Spring naar de content

Protestantse herinneringen

Wat hebben het Prinsenhof in Delft, het Binnenhof in Den Haag, Nova Zembla, Slot Loevestein, het Malieveld en Srebrenica met elkaar gemeen? Dat het plaatsen zijn waar zich gebeurtenissen hebben voltrokken die van groot belang zijn geweest voor onze nationale geschiedenis. Wat daar is gebeurd, en onze collectieve herinnering eraan, heeft onze nationale identiteit mede vorm gegeven.

Gepubliceerd op: Geplaatst in de volgende categorieën: door Redactie

Sinds halverwege de jaren tachtig bestaat er een nieuw en interessant historisch genre: het boek of artikel over plaatsen van herinnering. Omdat het genre in Frankrijk is ontstaan, bedacht door de historicus Pierre Nora, gebruiken we meestal de Franse woorden lieux de mémoire. Het gaat om plaatsen waar zich in het verleden een belangrijke gebeurtenis heeft afgespeeld die bepalend is geweest voor de identiteit en het zelfbeeld van een land. Het genre richtte zich dan ook vooral op het ontstaan van de negentiende-eeuwse natiestaten. Hoe hebben die zichzelf uitgevonden, door welke gebeurtenissen hebben ze hun identiteit laten bepalen, wat zit er in het collectieve geheugen van de verschillende volken waardoor zij zich een eenheid zijn gaan voelen?

++++++

■ **GEVRAAGDE OPDRACHT 1**
Beantwoord met behulp van de tekst over plaatsen van herinnering de volgende vragen:
(a) Sinds wanneer bestaat het historische genre over plaatsen van herinnering?
(b) In welk land is dat genre ontstaan?
(c) Op het ontstaan waarvan richtte het genre zich vooral?
■ **GEVRAAGDE OPDRACHT 2**
Geef uit de tekst over plaatsen van herinnering letterlijk alles weer van "Gepubliceerd op: Geplaatst" tot en met "zijn gaan voelen?".
■ **GEVRAAGDE OPDRACHT 3**
Geef bij elke bewering aan of die klopt met de tekst over plaatsen van herinnering. Antwoord met ja of nee en citeer letterlijk de woorden uit de tekst die de doorslag geven.
(a) Slot Loevestein wordt genoemd als plaats waar gebeurtenissen van groot belang voor de nationale geschiedenis hebben plaatsgevonden.
(b) Het genre richtte zich vooral op middeleeuwse steden.
(c) Het genre ontstond in het begin van de jaren zestig.
Baseer je uitsluitend op de tekst over plaatsen van herinnering.

■ **AANGELEVERD MATERIAAL**
++++++

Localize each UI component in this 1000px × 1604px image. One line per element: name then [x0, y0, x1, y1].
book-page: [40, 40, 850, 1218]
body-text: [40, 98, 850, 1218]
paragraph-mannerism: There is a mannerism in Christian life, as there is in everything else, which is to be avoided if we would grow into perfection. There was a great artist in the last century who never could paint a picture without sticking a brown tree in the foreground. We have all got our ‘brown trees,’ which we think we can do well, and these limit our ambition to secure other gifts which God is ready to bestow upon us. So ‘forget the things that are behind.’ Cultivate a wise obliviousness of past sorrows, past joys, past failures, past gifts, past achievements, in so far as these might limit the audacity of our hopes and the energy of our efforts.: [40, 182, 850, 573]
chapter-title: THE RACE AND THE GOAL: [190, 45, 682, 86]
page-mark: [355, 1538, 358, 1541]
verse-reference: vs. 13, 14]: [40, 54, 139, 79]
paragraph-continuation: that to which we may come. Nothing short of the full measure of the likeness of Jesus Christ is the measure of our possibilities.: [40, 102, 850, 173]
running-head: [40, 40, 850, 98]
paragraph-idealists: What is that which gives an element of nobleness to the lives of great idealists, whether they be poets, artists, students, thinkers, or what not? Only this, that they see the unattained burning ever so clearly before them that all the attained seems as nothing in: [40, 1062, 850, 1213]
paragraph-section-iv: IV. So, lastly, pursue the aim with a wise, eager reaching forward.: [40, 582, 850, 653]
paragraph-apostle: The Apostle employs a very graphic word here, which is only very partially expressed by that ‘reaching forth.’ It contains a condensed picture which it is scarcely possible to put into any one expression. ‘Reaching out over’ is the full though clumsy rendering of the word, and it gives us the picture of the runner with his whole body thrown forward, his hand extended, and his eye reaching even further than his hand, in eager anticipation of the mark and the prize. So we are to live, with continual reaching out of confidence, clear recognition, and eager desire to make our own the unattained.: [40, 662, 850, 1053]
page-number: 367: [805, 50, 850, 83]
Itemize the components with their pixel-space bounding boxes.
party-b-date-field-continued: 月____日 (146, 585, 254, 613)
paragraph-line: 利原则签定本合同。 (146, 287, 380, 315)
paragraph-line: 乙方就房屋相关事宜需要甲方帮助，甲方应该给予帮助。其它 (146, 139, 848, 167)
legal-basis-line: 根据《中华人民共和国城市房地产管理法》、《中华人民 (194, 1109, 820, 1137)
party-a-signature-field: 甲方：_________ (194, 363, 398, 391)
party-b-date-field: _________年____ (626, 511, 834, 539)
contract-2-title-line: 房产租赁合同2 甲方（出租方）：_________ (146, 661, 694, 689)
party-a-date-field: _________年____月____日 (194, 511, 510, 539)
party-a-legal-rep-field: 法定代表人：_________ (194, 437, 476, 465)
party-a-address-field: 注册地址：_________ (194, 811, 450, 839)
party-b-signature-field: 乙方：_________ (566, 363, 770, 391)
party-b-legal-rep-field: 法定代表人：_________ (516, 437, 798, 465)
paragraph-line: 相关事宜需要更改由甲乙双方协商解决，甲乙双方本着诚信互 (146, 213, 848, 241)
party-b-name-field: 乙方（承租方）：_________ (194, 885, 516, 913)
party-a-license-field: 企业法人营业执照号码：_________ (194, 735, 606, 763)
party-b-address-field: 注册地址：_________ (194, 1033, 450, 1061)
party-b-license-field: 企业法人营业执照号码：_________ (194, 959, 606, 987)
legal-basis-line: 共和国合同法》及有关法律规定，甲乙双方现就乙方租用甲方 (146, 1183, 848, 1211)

++++++

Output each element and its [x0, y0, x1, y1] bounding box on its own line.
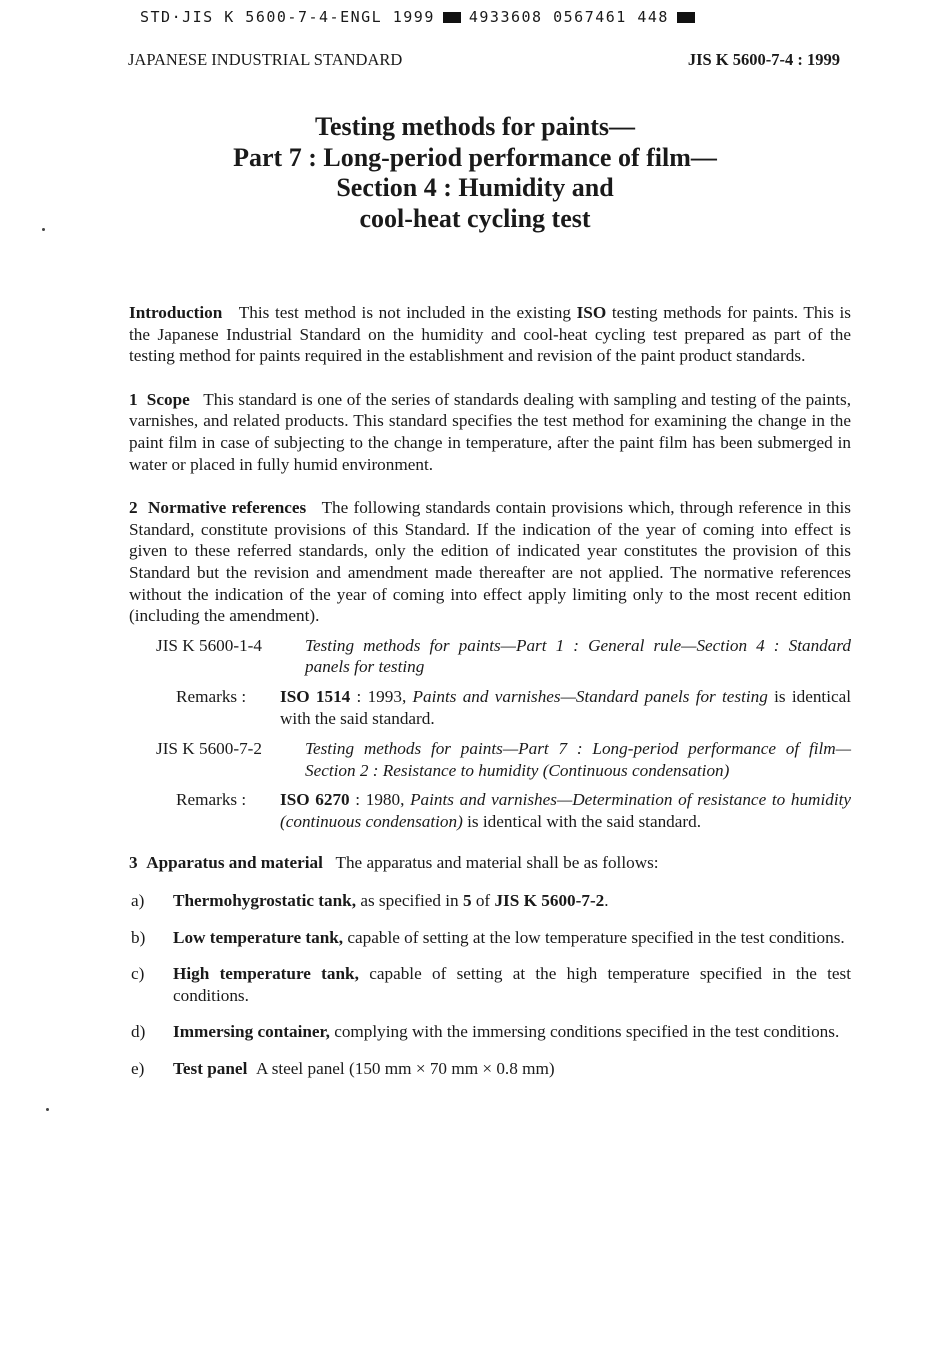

++++++

■ **VOLLEDIGE UITVOER 1**
(a) Sinds halverwege de jaren tachtig.
(b) In Frankrijk.
(c) Op het ontstaan van de negentiende-eeuwse natiestaten.

■ **VOLLEDIGE UITVOER 2**
Gepubliceerd op: Geplaatst in de volgende categorieën: door Redactie

Sinds halverwege de jaren tachtig bestaat er een nieuw en interessant historisch genre: het boek of artikel over plaatsen van herinnering. Omdat het genre in Frankrijk is ontstaan, bedacht door de historicus Pierre Nora, gebruiken we meestal de Franse woorden lieux de mémoire. Het gaat om plaatsen waar zich in het verleden een belangrijke gebeurtenis heeft afgespeeld die bepalend is geweest voor de identiteit en het zelfbeeld van een land. Het genre richtte zich dan ook vooral op het ontstaan van de negentiende-eeuwse natiestaten. Hoe hebben die zichzelf uitgevonden, door welke gebeurtenissen hebben ze hun identiteit laten bepalen, wat zit er in het collectieve geheugen van de verschillende volken waardoor zij zich een eenheid zijn gaan voelen?

■ **VOLLEDIGE UITVOER 3**
(a) Ja: "Dat het plaatsen zijn waar zich gebeurtenissen hebben voltrokken die van groot belang zijn geweest voor onze nationale geschiedenis."
(b) Nee: "Het genre richtte zich dan ook vooral op het ontstaan van de negentiende-eeuwse natiestaten."
(c) Nee: "Sinds halverwege de jaren tachtig bestaat er een nieuw en interessant historisch genre"